WORKING DATA:
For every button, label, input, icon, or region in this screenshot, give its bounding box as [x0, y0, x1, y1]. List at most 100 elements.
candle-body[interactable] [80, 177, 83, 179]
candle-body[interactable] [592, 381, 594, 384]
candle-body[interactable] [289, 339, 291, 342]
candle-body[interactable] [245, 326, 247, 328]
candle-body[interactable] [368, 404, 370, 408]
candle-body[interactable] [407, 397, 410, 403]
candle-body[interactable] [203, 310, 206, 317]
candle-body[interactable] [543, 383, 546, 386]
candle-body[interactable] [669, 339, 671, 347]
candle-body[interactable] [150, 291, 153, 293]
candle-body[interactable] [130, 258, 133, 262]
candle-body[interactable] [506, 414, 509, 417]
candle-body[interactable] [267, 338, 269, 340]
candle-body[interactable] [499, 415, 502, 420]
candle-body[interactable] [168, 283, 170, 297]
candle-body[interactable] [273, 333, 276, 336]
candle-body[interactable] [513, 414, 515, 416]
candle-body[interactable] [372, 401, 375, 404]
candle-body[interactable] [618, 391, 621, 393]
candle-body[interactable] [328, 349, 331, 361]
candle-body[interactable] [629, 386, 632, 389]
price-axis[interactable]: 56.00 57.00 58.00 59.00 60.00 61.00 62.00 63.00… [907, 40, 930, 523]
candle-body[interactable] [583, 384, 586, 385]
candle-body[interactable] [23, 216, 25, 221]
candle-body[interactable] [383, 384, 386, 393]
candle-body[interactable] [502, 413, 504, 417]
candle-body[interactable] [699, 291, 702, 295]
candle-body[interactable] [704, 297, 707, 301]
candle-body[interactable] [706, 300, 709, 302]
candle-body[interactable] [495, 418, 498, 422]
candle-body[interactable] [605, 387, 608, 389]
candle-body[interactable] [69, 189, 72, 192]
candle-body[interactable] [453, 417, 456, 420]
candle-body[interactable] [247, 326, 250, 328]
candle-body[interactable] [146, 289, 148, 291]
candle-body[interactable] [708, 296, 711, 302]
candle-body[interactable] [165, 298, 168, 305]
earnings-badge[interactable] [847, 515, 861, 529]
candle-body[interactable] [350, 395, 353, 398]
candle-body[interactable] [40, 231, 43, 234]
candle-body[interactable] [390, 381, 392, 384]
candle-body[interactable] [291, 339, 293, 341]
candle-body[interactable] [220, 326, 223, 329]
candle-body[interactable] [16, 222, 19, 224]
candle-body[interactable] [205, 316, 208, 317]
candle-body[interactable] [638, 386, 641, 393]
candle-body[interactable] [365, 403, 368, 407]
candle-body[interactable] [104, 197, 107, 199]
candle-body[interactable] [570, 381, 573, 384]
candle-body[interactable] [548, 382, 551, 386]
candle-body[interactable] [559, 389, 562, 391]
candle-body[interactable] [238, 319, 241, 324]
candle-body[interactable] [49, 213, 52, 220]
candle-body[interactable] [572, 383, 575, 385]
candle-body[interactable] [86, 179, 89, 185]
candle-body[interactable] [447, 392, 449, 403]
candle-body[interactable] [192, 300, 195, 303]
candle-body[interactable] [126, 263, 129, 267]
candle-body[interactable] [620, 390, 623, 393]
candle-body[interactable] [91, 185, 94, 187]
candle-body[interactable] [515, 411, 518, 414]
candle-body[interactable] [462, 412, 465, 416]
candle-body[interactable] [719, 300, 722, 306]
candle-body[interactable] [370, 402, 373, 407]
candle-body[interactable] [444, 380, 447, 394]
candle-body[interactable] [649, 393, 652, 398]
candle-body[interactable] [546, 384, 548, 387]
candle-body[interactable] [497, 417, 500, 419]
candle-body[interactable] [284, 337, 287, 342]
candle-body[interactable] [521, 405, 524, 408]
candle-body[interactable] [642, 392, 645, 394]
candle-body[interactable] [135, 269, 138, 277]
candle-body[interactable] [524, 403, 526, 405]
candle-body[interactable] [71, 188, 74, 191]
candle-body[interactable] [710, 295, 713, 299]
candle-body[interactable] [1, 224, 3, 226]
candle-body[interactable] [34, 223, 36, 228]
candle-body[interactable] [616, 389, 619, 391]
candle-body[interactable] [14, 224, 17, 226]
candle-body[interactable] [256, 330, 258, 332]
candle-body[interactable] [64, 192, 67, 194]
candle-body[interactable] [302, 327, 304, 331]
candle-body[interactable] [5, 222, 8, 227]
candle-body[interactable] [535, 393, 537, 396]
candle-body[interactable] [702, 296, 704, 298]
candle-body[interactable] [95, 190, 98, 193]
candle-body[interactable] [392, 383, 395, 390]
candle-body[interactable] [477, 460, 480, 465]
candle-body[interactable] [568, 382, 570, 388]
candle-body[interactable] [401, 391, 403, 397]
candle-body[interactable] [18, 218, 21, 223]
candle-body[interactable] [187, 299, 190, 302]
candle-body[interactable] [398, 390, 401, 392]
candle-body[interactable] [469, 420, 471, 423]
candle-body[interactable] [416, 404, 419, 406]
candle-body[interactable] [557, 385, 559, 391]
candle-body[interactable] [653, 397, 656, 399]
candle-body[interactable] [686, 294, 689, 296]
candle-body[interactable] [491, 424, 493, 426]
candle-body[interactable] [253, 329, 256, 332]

SHORT TASK:
Copy out every line of the material above that contains the word "screenshot".

RESULT BELOW:
For every button, label, input, icon, or region in this screenshot, give its bounding box as [x0, y0, x1, y1]. List at most 100 elements.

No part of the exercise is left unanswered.